[A block of data]
···

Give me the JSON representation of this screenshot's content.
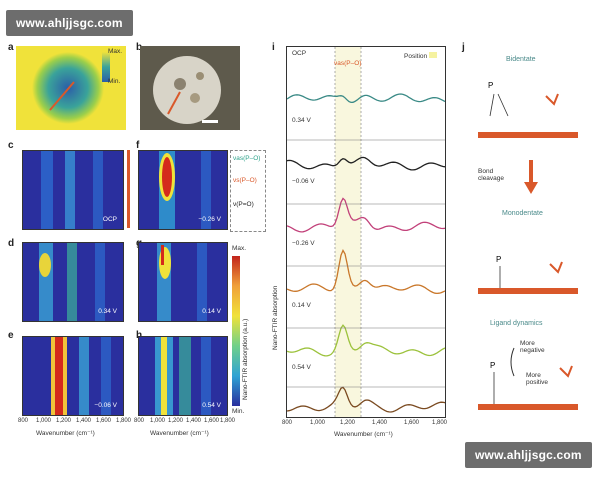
{
  "watermarks": {
    "top": "www.ahljjsgc.com",
    "bottom": "www.ahljjsgc.com"
  },
  "panel_labels": {
    "a": "a",
    "b": "b",
    "c": "c",
    "d": "d",
    "e": "e",
    "f": "f",
    "g": "g",
    "h": "h",
    "i": "i",
    "j": "j"
  },
  "colorbar_a": {
    "max": "Max.",
    "min": "Min."
  },
  "spectra_maps": {
    "c": "OCP",
    "f": "−0.26 V",
    "d": "0.34 V",
    "g": "0.14 V",
    "e": "−0.06 V",
    "h": "0.54 V"
  },
  "legend_modes": {
    "m1": "νas(P–O)",
    "m2": "νs(P–O)",
    "m3": "ν(P=O)"
  },
  "colorbar_main": {
    "max": "Max.",
    "min": "Min.",
    "label": "Nano-FTIR absorption (a.u.)"
  },
  "x_axis_left": {
    "label": "Wavenumber (cm⁻¹)",
    "ticks": [
      "800",
      "1,000",
      "1,200",
      "1,400",
      "1,600",
      "1,800"
    ]
  },
  "panel_i": {
    "ylabel": "Nano-FTIR absorption",
    "xlabel": "Wavenumber (cm⁻¹)",
    "xticks": [
      "800",
      "1,000",
      "1,200",
      "1,400",
      "1,600",
      "1,800"
    ],
    "position_legend": "Position",
    "band_label": "νas(P–O)",
    "traces": [
      "OCP",
      "0.34 V",
      "−0.06 V",
      "−0.26 V",
      "0.14 V",
      "0.54 V"
    ],
    "colors": [
      "#3a8a86",
      "#222222",
      "#c2417a",
      "#c9772a",
      "#9cc23c",
      "#7a4a20"
    ]
  },
  "panel_j": {
    "bidentate": "Bidentate",
    "bond_cleavage": "Bond\ncleavage",
    "monodentate": "Monodentate",
    "ligand_dynamics": "Ligand dynamics",
    "more_negative": "More\nnegative",
    "more_positive": "More\npositive",
    "accent": "#d9582a"
  }
}
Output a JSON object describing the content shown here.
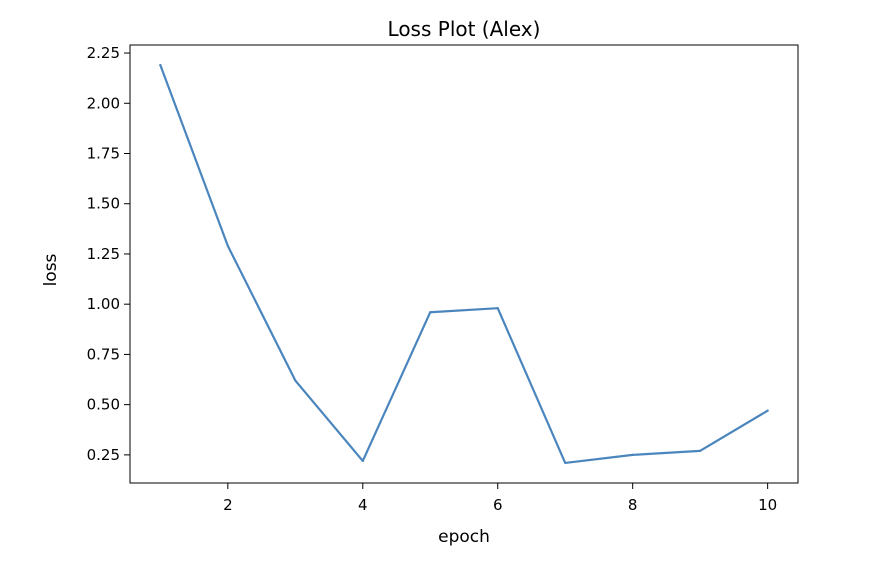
{
  "chart_data": {
    "type": "line",
    "title": "Loss Plot (Alex)",
    "xlabel": "epoch",
    "ylabel": "loss",
    "x": [
      1,
      2,
      3,
      4,
      5,
      6,
      7,
      8,
      9,
      10
    ],
    "series": [
      {
        "values": [
          2.19,
          1.29,
          0.62,
          0.22,
          0.96,
          0.98,
          0.21,
          0.25,
          0.27,
          0.47
        ],
        "color": "#4a86bd"
      }
    ],
    "xlim": [
      0.55,
      10.45
    ],
    "ylim": [
      0.11,
      2.29
    ],
    "xticks": [
      2,
      4,
      6,
      8,
      10
    ],
    "xtick_labels": [
      "2",
      "4",
      "6",
      "8",
      "10"
    ],
    "yticks": [
      0.25,
      0.5,
      0.75,
      1.0,
      1.25,
      1.5,
      1.75,
      2.0,
      2.25
    ],
    "ytick_labels": [
      "0.25",
      "0.50",
      "0.75",
      "1.00",
      "1.25",
      "1.50",
      "1.75",
      "2.00",
      "2.25"
    ],
    "grid": false,
    "legend": "none"
  }
}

···

Gather each line that holds "Wavenumber".

    "label": "Wavenumber (cm⁻¹)",
    "xlabel": "Wavenumber (cm⁻¹)",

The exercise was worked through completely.